Exercise requirements: Could every line of the data be printed exactly as it reads?

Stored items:

[start]

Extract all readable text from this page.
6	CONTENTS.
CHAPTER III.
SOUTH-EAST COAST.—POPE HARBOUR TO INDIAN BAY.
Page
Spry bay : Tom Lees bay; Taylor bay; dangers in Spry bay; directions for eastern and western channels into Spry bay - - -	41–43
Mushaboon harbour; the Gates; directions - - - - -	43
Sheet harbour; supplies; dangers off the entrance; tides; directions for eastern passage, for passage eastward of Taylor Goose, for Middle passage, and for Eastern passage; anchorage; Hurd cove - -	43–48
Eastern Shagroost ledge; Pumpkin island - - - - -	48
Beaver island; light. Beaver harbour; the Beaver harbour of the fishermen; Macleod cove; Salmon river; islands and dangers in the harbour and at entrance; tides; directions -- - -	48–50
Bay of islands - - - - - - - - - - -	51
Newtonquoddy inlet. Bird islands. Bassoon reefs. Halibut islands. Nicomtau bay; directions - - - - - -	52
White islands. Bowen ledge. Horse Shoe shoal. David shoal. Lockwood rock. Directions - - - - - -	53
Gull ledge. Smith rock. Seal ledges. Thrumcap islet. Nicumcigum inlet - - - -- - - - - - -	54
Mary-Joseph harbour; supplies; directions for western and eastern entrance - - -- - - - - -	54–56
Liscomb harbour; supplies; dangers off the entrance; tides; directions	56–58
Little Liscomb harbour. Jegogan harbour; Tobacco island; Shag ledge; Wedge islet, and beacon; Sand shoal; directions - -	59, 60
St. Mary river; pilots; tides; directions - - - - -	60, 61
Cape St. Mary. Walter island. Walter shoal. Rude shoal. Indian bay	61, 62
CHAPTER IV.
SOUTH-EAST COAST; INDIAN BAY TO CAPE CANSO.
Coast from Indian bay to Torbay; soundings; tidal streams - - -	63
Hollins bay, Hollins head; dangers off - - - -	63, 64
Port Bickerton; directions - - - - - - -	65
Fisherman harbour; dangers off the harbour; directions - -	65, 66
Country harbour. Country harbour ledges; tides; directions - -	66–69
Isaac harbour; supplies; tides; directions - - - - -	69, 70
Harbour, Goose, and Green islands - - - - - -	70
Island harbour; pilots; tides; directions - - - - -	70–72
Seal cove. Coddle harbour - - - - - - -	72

[end]

Exercise solution:
Extract all readable text from this page.
6	CONTENTS.
CHAPTER III.
SOUTH-EAST COAST.—POPE HARBOUR TO INDIAN BAY.
Page
Spry bay : Tom Lees bay; Taylor bay; dangers in Spry bay; directions for eastern and western channels into Spry bay - - -	41–43
Mushaboon harbour; the Gates; directions - - - - -	43
Sheet harbour; supplies; dangers off the entrance; tides; directions for eastern passage, for passage eastward of Taylor Goose, for Middle passage, and for Eastern passage; anchorage; Hurd cove - -	43–48
Eastern Shagroost ledge; Pumpkin island - - - - -	48
Beaver island; light. Beaver harbour; the Beaver harbour of the fishermen; Macleod cove; Salmon river; islands and dangers in the harbour and at entrance; tides; directions -- - -	48–50
Bay of islands - - - - - - - - - - -	51
Newtonquoddy inlet. Bird islands. Bassoon reefs. Halibut islands. Nicomtau bay; directions - - - - - -	52
White islands. Bowen ledge. Horse Shoe shoal. David shoal. Lockwood rock. Directions - - - - - -	53
Gull ledge. Smith rock. Seal ledges. Thrumcap islet. Nicumcigum inlet - - - -- - - - - - -	54
Mary-Joseph harbour; supplies; directions for western and eastern entrance - - -- - - - - -	54–56
Liscomb harbour; supplies; dangers off the entrance; tides; directions	56–58
Little Liscomb harbour. Jegogan harbour; Tobacco island; Shag ledge; Wedge islet, and beacon; Sand shoal; directions - -	59, 60
St. Mary river; pilots; tides; directions - - - - -	60, 61
Cape St. Mary. Walter island. Walter shoal. Rude shoal. Indian bay	61, 62
CHAPTER IV.
SOUTH-EAST COAST; INDIAN BAY TO CAPE CANSO.
Coast from Indian bay to Torbay; soundings; tidal streams - - -	63
Hollins bay, Hollins head; dangers off - - - -	63, 64
Port Bickerton; directions - - - - - - -	65
Fisherman harbour; dangers off the harbour; directions - -	65, 66
Country harbour. Country harbour ledges; tides; directions - -	66–69
Isaac harbour; supplies; tides; directions - - - - -	69, 70
Harbour, Goose, and Green islands - - - - - -	70
Island harbour; pilots; tides; directions - - - - -	70–72
Seal cove. Coddle harbour - - - - - - -	72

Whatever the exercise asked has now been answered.